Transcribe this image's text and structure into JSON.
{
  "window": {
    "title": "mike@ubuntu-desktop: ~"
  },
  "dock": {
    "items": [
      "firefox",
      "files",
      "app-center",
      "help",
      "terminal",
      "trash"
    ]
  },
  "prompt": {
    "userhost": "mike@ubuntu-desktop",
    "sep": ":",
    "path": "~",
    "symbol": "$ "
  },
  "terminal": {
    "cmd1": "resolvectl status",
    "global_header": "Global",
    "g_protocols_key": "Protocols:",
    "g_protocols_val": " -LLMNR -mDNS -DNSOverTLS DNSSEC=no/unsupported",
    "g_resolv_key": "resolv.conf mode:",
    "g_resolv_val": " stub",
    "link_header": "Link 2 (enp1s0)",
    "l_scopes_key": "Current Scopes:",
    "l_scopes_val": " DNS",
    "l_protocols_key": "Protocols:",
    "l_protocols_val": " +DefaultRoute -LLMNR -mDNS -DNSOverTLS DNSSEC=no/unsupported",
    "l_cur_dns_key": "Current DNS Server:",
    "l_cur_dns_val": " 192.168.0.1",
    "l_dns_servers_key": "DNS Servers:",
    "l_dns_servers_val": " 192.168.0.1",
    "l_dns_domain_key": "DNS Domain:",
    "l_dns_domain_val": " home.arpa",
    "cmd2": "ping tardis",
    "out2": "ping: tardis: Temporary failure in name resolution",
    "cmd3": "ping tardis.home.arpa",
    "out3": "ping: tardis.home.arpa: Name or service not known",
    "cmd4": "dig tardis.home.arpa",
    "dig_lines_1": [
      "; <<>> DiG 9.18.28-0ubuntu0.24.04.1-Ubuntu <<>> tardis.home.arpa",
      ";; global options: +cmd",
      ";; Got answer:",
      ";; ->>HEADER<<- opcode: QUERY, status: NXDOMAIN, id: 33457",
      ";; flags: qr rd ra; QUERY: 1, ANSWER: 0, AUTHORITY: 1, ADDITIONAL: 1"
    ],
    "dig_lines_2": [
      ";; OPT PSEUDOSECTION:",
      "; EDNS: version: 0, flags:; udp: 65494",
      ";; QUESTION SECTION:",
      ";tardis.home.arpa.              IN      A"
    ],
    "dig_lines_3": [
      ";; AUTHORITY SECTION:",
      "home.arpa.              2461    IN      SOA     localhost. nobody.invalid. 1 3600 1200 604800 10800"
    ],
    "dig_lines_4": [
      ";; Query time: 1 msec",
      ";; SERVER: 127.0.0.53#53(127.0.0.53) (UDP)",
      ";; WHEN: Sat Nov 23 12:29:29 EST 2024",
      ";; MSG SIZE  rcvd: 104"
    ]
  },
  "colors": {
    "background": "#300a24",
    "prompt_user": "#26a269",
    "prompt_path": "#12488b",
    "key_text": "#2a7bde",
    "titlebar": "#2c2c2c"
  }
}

■ WRITTEN INSTRUCTION
Return each line of the records above exactly as it reads.

■ ANSWER FOR THE TASK
Transcribe this image's text and structure into JSON.
{
  "window": {
    "title": "mike@ubuntu-desktop: ~"
  },
  "dock": {
    "items": [
      "firefox",
      "files",
      "app-center",
      "help",
      "terminal",
      "trash"
    ]
  },
  "prompt": {
    "userhost": "mike@ubuntu-desktop",
    "sep": ":",
    "path": "~",
    "symbol": "$ "
  },
  "terminal": {
    "cmd1": "resolvectl status",
    "global_header": "Global",
    "g_protocols_key": "Protocols:",
    "g_protocols_val": " -LLMNR -mDNS -DNSOverTLS DNSSEC=no/unsupported",
    "g_resolv_key": "resolv.conf mode:",
    "g_resolv_val": " stub",
    "link_header": "Link 2 (enp1s0)",
    "l_scopes_key": "Current Scopes:",
    "l_scopes_val": " DNS",
    "l_protocols_key": "Protocols:",
    "l_protocols_val": " +DefaultRoute -LLMNR -mDNS -DNSOverTLS DNSSEC=no/unsupported",
    "l_cur_dns_key": "Current DNS Server:",
    "l_cur_dns_val": " 192.168.0.1",
    "l_dns_servers_key": "DNS Servers:",
    "l_dns_servers_val": " 192.168.0.1",
    "l_dns_domain_key": "DNS Domain:",
    "l_dns_domain_val": " home.arpa",
    "cmd2": "ping tardis",
    "out2": "ping: tardis: Temporary failure in name resolution",
    "cmd3": "ping tardis.home.arpa",
    "out3": "ping: tardis.home.arpa: Name or service not known",
    "cmd4": "dig tardis.home.arpa",
    "dig_lines_1": [
      "; <<>> DiG 9.18.28-0ubuntu0.24.04.1-Ubuntu <<>> tardis.home.arpa",
      ";; global options: +cmd",
      ";; Got answer:",
      ";; ->>HEADER<<- opcode: QUERY, status: NXDOMAIN, id: 33457",
      ";; flags: qr rd ra; QUERY: 1, ANSWER: 0, AUTHORITY: 1, ADDITIONAL: 1"
    ],
    "dig_lines_2": [
      ";; OPT PSEUDOSECTION:",
      "; EDNS: version: 0, flags:; udp: 65494",
      ";; QUESTION SECTION:",
      ";tardis.home.arpa.              IN      A"
    ],
    "dig_lines_3": [
      ";; AUTHORITY SECTION:",
      "home.arpa.              2461    IN      SOA     localhost. nobody.invalid. 1 3600 1200 604800 10800"
    ],
    "dig_lines_4": [
      ";; Query time: 1 msec",
      ";; SERVER: 127.0.0.53#53(127.0.0.53) (UDP)",
      ";; WHEN: Sat Nov 23 12:29:29 EST 2024",
      ";; MSG SIZE  rcvd: 104"
    ]
  },
  "colors": {
    "background": "#300a24",
    "prompt_user": "#26a269",
    "prompt_path": "#12488b",
    "key_text": "#2a7bde",
    "titlebar": "#2c2c2c"
  }
}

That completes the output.